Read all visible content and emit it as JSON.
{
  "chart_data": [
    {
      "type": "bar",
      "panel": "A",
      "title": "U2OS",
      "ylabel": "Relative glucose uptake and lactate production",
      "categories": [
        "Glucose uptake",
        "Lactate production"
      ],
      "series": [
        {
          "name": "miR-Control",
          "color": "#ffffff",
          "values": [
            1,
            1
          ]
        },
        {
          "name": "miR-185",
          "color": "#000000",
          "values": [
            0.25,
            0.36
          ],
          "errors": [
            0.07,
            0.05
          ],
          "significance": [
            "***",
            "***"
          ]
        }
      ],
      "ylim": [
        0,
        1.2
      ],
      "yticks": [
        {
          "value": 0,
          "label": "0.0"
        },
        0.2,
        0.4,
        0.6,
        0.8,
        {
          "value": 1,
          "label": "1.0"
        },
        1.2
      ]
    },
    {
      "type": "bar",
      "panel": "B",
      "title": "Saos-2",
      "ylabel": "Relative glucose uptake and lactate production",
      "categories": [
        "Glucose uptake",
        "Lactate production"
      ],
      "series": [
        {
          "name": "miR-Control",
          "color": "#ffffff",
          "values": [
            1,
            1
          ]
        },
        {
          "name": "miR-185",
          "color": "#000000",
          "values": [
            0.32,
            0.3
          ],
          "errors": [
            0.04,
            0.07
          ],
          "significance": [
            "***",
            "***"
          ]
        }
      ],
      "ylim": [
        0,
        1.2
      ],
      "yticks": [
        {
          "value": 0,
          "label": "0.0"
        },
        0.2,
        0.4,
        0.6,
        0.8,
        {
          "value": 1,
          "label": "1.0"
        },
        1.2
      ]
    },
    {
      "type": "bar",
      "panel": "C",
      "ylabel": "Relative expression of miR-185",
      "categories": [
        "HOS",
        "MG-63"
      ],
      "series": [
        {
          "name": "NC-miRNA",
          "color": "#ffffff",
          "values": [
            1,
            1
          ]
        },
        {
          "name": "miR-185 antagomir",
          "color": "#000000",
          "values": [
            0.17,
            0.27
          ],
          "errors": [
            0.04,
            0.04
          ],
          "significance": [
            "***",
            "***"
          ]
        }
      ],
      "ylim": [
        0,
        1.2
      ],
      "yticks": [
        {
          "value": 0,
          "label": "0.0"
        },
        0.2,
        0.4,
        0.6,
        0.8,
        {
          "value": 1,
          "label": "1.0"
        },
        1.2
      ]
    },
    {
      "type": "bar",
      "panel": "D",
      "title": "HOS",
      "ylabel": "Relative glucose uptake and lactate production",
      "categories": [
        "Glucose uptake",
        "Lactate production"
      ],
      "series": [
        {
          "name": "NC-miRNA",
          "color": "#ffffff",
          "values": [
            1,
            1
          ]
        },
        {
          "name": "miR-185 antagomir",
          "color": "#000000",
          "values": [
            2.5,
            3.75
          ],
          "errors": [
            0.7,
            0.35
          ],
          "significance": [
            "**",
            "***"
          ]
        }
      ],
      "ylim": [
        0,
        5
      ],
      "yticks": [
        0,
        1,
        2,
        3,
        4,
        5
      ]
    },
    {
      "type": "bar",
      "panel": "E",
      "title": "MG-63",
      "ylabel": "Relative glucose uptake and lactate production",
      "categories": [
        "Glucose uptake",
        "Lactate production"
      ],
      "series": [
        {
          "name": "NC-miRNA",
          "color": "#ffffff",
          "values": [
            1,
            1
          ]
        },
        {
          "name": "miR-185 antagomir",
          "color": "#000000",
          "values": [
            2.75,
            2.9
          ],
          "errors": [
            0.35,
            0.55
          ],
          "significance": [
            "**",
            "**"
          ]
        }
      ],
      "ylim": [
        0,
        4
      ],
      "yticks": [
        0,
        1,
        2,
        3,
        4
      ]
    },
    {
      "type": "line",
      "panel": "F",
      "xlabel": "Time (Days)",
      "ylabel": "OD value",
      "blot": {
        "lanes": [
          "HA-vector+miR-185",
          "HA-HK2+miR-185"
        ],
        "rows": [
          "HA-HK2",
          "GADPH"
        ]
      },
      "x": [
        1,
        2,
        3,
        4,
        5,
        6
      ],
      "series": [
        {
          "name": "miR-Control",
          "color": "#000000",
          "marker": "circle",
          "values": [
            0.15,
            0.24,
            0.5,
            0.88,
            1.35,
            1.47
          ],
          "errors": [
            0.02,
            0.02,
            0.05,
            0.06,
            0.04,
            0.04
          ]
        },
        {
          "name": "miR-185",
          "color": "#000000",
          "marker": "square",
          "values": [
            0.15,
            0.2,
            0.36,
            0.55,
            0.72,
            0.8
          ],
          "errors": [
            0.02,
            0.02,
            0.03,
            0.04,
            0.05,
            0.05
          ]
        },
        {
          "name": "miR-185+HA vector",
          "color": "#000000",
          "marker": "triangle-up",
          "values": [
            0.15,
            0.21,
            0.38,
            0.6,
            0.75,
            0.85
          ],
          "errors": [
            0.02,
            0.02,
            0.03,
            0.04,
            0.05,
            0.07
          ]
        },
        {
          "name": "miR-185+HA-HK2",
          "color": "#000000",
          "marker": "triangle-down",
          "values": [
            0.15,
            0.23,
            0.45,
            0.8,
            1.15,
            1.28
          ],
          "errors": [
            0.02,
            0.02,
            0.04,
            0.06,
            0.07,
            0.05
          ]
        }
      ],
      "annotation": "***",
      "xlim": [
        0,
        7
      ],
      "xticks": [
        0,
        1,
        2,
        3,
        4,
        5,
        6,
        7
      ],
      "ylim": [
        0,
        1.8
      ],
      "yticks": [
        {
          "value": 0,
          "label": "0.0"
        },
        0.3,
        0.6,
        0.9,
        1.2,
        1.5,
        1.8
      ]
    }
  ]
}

§

[THE PROBLEM]
Restate the whole listing exactly.

[TASK ANSWER]
Read all visible content and emit it as JSON.
{
  "chart_data": [
    {
      "type": "bar",
      "panel": "A",
      "title": "U2OS",
      "ylabel": "Relative glucose uptake and lactate production",
      "categories": [
        "Glucose uptake",
        "Lactate production"
      ],
      "series": [
        {
          "name": "miR-Control",
          "color": "#ffffff",
          "values": [
            1,
            1
          ]
        },
        {
          "name": "miR-185",
          "color": "#000000",
          "values": [
            0.25,
            0.36
          ],
          "errors": [
            0.07,
            0.05
          ],
          "significance": [
            "***",
            "***"
          ]
        }
      ],
      "ylim": [
        0,
        1.2
      ],
      "yticks": [
        {
          "value": 0,
          "label": "0.0"
        },
        0.2,
        0.4,
        0.6,
        0.8,
        {
          "value": 1,
          "label": "1.0"
        },
        1.2
      ]
    },
    {
      "type": "bar",
      "panel": "B",
      "title": "Saos-2",
      "ylabel": "Relative glucose uptake and lactate production",
      "categories": [
        "Glucose uptake",
        "Lactate production"
      ],
      "series": [
        {
          "name": "miR-Control",
          "color": "#ffffff",
          "values": [
            1,
            1
          ]
        },
        {
          "name": "miR-185",
          "color": "#000000",
          "values": [
            0.32,
            0.3
          ],
          "errors": [
            0.04,
            0.07
          ],
          "significance": [
            "***",
            "***"
          ]
        }
      ],
      "ylim": [
        0,
        1.2
      ],
      "yticks": [
        {
          "value": 0,
          "label": "0.0"
        },
        0.2,
        0.4,
        0.6,
        0.8,
        {
          "value": 1,
          "label": "1.0"
        },
        1.2
      ]
    },
    {
      "type": "bar",
      "panel": "C",
      "ylabel": "Relative expression of miR-185",
      "categories": [
        "HOS",
        "MG-63"
      ],
      "series": [
        {
          "name": "NC-miRNA",
          "color": "#ffffff",
          "values": [
            1,
            1
          ]
        },
        {
          "name": "miR-185 antagomir",
          "color": "#000000",
          "values": [
            0.17,
            0.27
          ],
          "errors": [
            0.04,
            0.04
          ],
          "significance": [
            "***",
            "***"
          ]
        }
      ],
      "ylim": [
        0,
        1.2
      ],
      "yticks": [
        {
          "value": 0,
          "label": "0.0"
        },
        0.2,
        0.4,
        0.6,
        0.8,
        {
          "value": 1,
          "label": "1.0"
        },
        1.2
      ]
    },
    {
      "type": "bar",
      "panel": "D",
      "title": "HOS",
      "ylabel": "Relative glucose uptake and lactate production",
      "categories": [
        "Glucose uptake",
        "Lactate production"
      ],
      "series": [
        {
          "name": "NC-miRNA",
          "color": "#ffffff",
          "values": [
            1,
            1
          ]
        },
        {
          "name": "miR-185 antagomir",
          "color": "#000000",
          "values": [
            2.5,
            3.75
          ],
          "errors": [
            0.7,
            0.35
          ],
          "significance": [
            "**",
            "***"
          ]
        }
      ],
      "ylim": [
        0,
        5
      ],
      "yticks": [
        0,
        1,
        2,
        3,
        4,
        5
      ]
    },
    {
      "type": "bar",
      "panel": "E",
      "title": "MG-63",
      "ylabel": "Relative glucose uptake and lactate production",
      "categories": [
        "Glucose uptake",
        "Lactate production"
      ],
      "series": [
        {
          "name": "NC-miRNA",
          "color": "#ffffff",
          "values": [
            1,
            1
          ]
        },
        {
          "name": "miR-185 antagomir",
          "color": "#000000",
          "values": [
            2.75,
            2.9
          ],
          "errors": [
            0.35,
            0.55
          ],
          "significance": [
            "**",
            "**"
          ]
        }
      ],
      "ylim": [
        0,
        4
      ],
      "yticks": [
        0,
        1,
        2,
        3,
        4
      ]
    },
    {
      "type": "line",
      "panel": "F",
      "xlabel": "Time (Days)",
      "ylabel": "OD value",
      "blot": {
        "lanes": [
          "HA-vector+miR-185",
          "HA-HK2+miR-185"
        ],
        "rows": [
          "HA-HK2",
          "GADPH"
        ]
      },
      "x": [
        1,
        2,
        3,
        4,
        5,
        6
      ],
      "series": [
        {
          "name": "miR-Control",
          "color": "#000000",
          "marker": "circle",
          "values": [
            0.15,
            0.24,
            0.5,
            0.88,
            1.35,
            1.47
          ],
          "errors": [
            0.02,
            0.02,
            0.05,
            0.06,
            0.04,
            0.04
          ]
        },
        {
          "name": "miR-185",
          "color": "#000000",
          "marker": "square",
          "values": [
            0.15,
            0.2,
            0.36,
            0.55,
            0.72,
            0.8
          ],
          "errors": [
            0.02,
            0.02,
            0.03,
            0.04,
            0.05,
            0.05
          ]
        },
        {
          "name": "miR-185+HA vector",
          "color": "#000000",
          "marker": "triangle-up",
          "values": [
            0.15,
            0.21,
            0.38,
            0.6,
            0.75,
            0.85
          ],
          "errors": [
            0.02,
            0.02,
            0.03,
            0.04,
            0.05,
            0.07
          ]
        },
        {
          "name": "miR-185+HA-HK2",
          "color": "#000000",
          "marker": "triangle-down",
          "values": [
            0.15,
            0.23,
            0.45,
            0.8,
            1.15,
            1.28
          ],
          "errors": [
            0.02,
            0.02,
            0.04,
            0.06,
            0.07,
            0.05
          ]
        }
      ],
      "annotation": "***",
      "xlim": [
        0,
        7
      ],
      "xticks": [
        0,
        1,
        2,
        3,
        4,
        5,
        6,
        7
      ],
      "ylim": [
        0,
        1.8
      ],
      "yticks": [
        {
          "value": 0,
          "label": "0.0"
        },
        0.3,
        0.6,
        0.9,
        1.2,
        1.5,
        1.8
      ]
    }
  ]
}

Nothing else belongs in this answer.